All lines featuring the string "设其中一段为x" are to be listed.

--- Begin ---

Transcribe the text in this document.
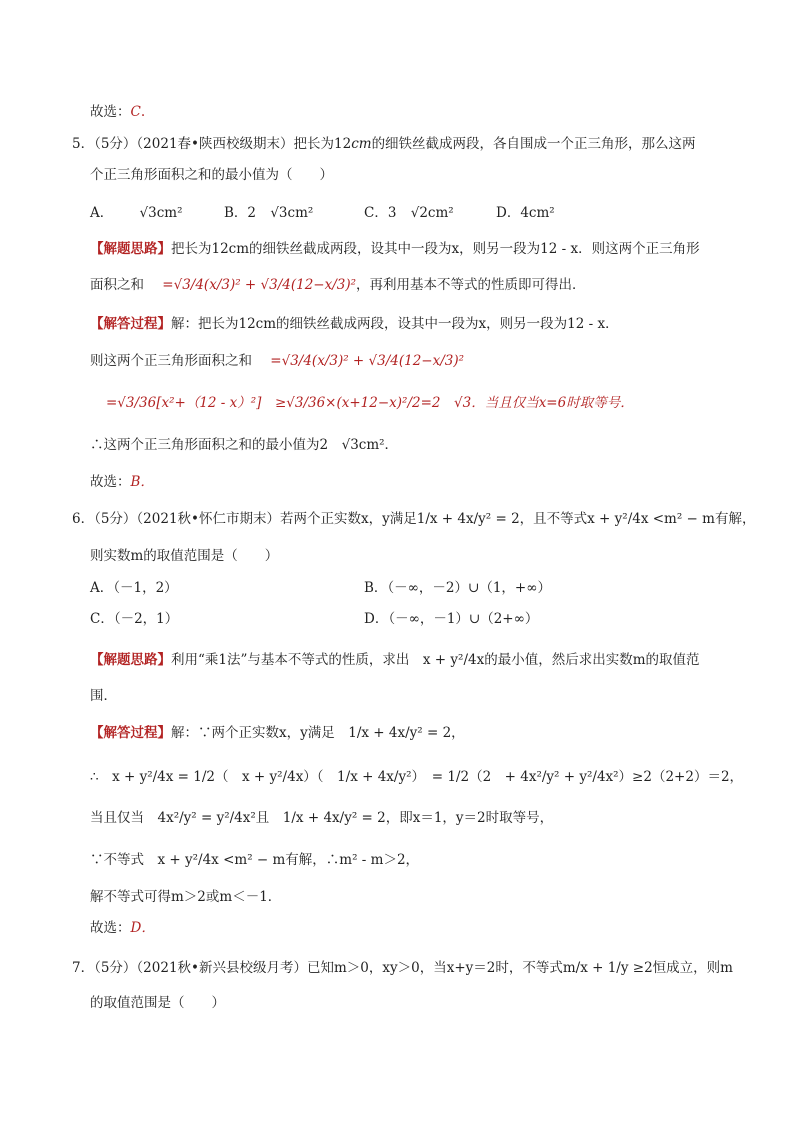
故选：C.
5．（5分）（2021春•陕西校级期末）把长为12cm的细铁丝截成两段，各自围成一个正三角形，那么这两
个正三角形面积之和的最小值为（　　）
A． √3cm²	B．2 √3cm²	C．3 √2cm²	D．4cm²
【解题思路】把长为12cm的细铁丝截成两段，设其中一段为x，则另一段为12 - x．则这两个正三角形
面积之和 =√3/4(x/3)² + √3/4(12−x/3)²，再利用基本不等式的性质即可得出．
【解答过程】解：把长为12cm的细铁丝截成两段，设其中一段为x，则另一段为12 - x．
则这两个正三角形面积之和 =√3/4(x/3)² + √3/4(12−x/3)²
=√3/36[x²+（12 - x）²]　≥√3/36×(x+12−x)²/2=2　√3．当且仅当x=6时取等号．
∴这两个正三角形面积之和的最小值为2　√3cm²．
故选：B．
6．（5分）（2021秋•怀仁市期末）若两个正实数x，y满足1/x + 4x/y² = 2，且不等式x + y²/4x <m² − m有解，
则实数m的取值范围是（　　）
A．（－1，2）	B．（－∞，－2）∪（1，+∞）
C．（－2，1）	D．（－∞，－1）∪（2+∞）
【解题思路】利用“乘1法”与基本不等式的性质，求出　x + y²/4x的最小值，然后求出实数m的取值范
围．
【解答过程】解：∵两个正实数x，y满足　1/x + 4x/y² = 2，
∴　x + y²/4x = 1/2（　x + y²/4x）（　1/x + 4x/y²）　= 1/2（2　+ 4x²/y² + y²/4x²）≥2（2+2）＝2，
当且仅当　4x²/y² = y²/4x²且　1/x + 4x/y² = 2，即x＝1，y＝2时取等号，
∵不等式　x + y²/4x <m² − m有解，∴m² - m＞2，
解不等式可得m＞2或m＜－1．
故选：D．
7．（5分）（2021秋•新兴县校级月考）已知m＞0，xy＞0，当x+y＝2时，不等式m/x + 1/y ≥2恒成立，则m
的取值范围是（　　）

--- End ---

_Correct response:_
【解题思路】把长为12cm的细铁丝截成两段，设其中一段为x，则另一段为12 - x．则这两个正三角形
【解答过程】解：把长为12cm的细铁丝截成两段，设其中一段为x，则另一段为12 - x．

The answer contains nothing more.